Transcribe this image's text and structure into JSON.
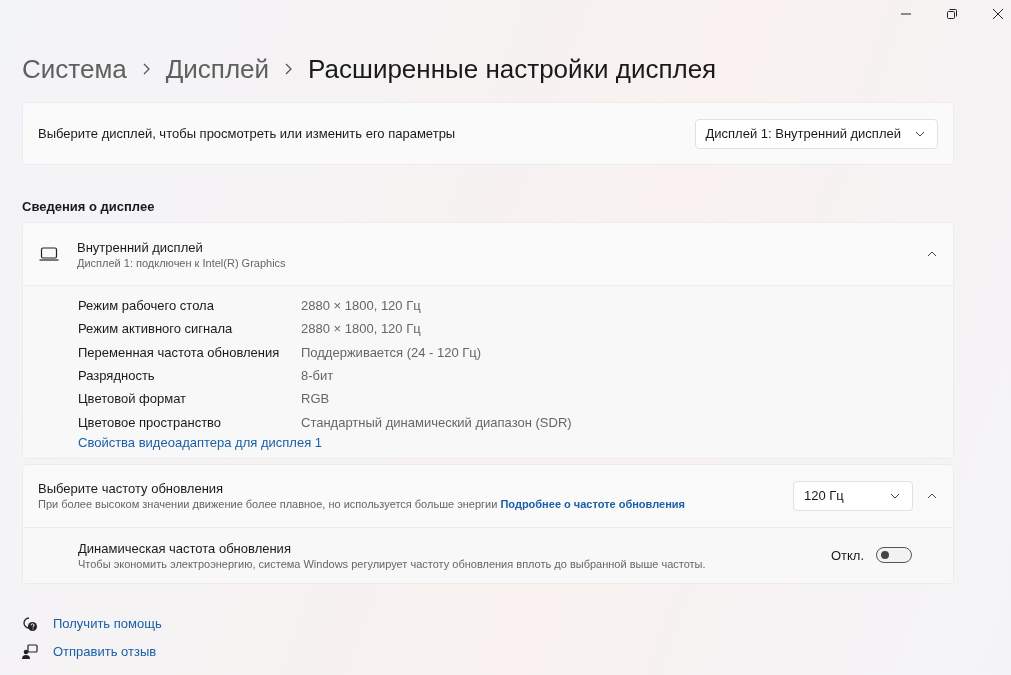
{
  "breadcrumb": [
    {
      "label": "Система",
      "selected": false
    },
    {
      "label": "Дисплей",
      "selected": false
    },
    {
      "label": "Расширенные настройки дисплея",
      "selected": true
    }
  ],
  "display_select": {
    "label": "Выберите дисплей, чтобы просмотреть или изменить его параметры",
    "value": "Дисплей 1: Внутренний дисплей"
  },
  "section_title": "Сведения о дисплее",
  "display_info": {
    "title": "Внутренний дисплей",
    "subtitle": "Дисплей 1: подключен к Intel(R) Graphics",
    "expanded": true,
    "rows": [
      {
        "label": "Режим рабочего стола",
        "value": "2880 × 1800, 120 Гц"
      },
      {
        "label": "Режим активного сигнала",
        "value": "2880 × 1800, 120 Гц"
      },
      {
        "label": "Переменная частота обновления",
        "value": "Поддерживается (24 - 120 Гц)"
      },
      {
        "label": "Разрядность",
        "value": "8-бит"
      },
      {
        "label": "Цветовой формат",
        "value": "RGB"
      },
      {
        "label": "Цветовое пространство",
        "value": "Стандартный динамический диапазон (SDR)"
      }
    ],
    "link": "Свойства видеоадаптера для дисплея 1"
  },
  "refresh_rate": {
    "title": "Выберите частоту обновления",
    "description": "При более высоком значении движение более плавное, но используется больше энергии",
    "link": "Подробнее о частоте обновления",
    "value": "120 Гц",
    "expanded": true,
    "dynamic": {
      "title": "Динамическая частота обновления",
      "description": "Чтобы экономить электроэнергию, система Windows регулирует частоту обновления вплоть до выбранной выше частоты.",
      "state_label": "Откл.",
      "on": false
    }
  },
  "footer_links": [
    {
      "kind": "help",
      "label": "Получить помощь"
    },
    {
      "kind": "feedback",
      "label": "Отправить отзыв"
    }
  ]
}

*TASK REQUIREMENTS*
Copy the data word for word. Pictures do not go in the copy.

*EXERCISE ANSWER*
Transcribe this image's text and structure into JSON.
{
  "breadcrumb": [
    {
      "label": "Система",
      "selected": false
    },
    {
      "label": "Дисплей",
      "selected": false
    },
    {
      "label": "Расширенные настройки дисплея",
      "selected": true
    }
  ],
  "display_select": {
    "label": "Выберите дисплей, чтобы просмотреть или изменить его параметры",
    "value": "Дисплей 1: Внутренний дисплей"
  },
  "section_title": "Сведения о дисплее",
  "display_info": {
    "title": "Внутренний дисплей",
    "subtitle": "Дисплей 1: подключен к Intel(R) Graphics",
    "expanded": true,
    "rows": [
      {
        "label": "Режим рабочего стола",
        "value": "2880 × 1800, 120 Гц"
      },
      {
        "label": "Режим активного сигнала",
        "value": "2880 × 1800, 120 Гц"
      },
      {
        "label": "Переменная частота обновления",
        "value": "Поддерживается (24 - 120 Гц)"
      },
      {
        "label": "Разрядность",
        "value": "8-бит"
      },
      {
        "label": "Цветовой формат",
        "value": "RGB"
      },
      {
        "label": "Цветовое пространство",
        "value": "Стандартный динамический диапазон (SDR)"
      }
    ],
    "link": "Свойства видеоадаптера для дисплея 1"
  },
  "refresh_rate": {
    "title": "Выберите частоту обновления",
    "description": "При более высоком значении движение более плавное, но используется больше энергии",
    "link": "Подробнее о частоте обновления",
    "value": "120 Гц",
    "expanded": true,
    "dynamic": {
      "title": "Динамическая частота обновления",
      "description": "Чтобы экономить электроэнергию, система Windows регулирует частоту обновления вплоть до выбранной выше частоты.",
      "state_label": "Откл.",
      "on": false
    }
  },
  "footer_links": [
    {
      "kind": "help",
      "label": "Получить помощь"
    },
    {
      "kind": "feedback",
      "label": "Отправить отзыв"
    }
  ]
}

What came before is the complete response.